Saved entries
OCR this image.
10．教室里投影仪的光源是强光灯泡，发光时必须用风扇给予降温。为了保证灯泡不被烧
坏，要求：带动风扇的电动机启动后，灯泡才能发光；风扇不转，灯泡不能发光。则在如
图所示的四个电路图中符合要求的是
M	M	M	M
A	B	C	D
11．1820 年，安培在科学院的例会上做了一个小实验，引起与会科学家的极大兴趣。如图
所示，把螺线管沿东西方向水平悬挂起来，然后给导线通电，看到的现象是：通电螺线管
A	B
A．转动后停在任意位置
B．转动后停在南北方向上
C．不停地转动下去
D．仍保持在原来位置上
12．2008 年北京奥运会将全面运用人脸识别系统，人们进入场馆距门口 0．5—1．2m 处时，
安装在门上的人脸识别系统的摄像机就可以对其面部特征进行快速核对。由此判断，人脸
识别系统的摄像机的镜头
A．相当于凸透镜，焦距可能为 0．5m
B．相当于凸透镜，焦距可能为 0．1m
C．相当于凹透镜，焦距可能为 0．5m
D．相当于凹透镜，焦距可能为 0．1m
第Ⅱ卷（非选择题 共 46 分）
* * *
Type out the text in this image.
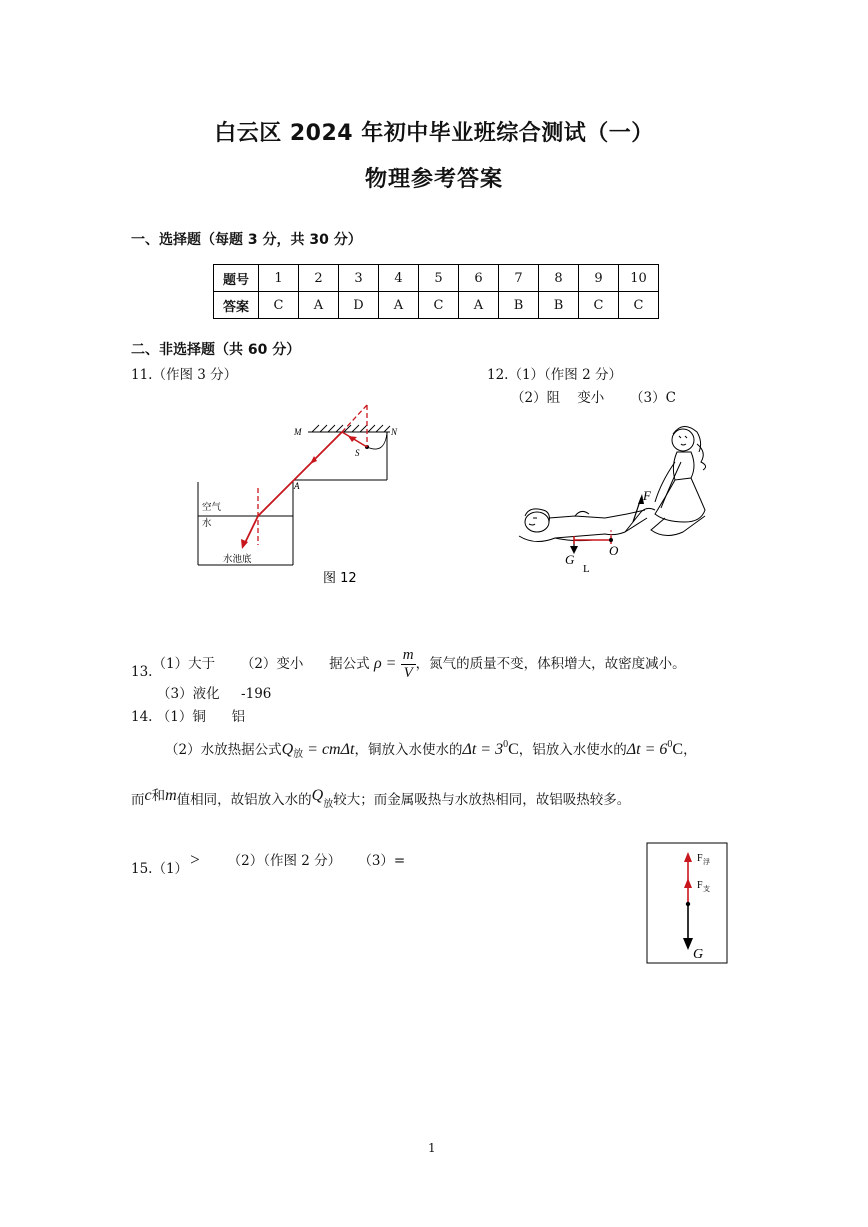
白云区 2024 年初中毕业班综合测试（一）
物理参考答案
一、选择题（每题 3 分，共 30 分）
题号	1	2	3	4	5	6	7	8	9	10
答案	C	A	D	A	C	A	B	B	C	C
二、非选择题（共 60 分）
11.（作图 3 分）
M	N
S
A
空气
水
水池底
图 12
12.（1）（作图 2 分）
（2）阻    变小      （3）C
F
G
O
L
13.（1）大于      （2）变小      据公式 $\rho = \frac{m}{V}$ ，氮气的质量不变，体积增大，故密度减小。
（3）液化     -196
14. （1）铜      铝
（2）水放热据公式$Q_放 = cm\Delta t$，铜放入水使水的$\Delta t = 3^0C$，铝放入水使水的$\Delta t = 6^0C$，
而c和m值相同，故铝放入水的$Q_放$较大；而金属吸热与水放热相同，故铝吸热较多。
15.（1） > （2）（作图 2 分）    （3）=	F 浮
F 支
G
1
--
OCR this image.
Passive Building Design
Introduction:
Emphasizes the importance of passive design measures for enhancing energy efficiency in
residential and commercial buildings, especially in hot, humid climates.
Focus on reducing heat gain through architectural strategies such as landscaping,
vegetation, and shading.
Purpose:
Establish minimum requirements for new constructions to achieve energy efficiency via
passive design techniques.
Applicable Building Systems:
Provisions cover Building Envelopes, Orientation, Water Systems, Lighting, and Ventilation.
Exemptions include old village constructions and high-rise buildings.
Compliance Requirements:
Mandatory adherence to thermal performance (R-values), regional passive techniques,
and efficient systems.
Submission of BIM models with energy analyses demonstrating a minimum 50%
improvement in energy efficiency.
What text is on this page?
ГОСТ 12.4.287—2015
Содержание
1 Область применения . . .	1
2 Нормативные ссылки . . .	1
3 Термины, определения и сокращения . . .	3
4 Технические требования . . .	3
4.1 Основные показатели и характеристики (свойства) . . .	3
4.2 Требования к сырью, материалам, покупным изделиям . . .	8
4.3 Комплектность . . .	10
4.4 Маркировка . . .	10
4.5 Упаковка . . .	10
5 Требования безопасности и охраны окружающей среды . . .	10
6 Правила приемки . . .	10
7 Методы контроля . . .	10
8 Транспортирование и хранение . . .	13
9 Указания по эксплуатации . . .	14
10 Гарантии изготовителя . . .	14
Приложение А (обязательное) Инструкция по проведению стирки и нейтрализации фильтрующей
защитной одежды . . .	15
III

Directions>
Lines in the records that hold the word "相当于凹透镜" are to be counted; give only the total.

Full answer>
2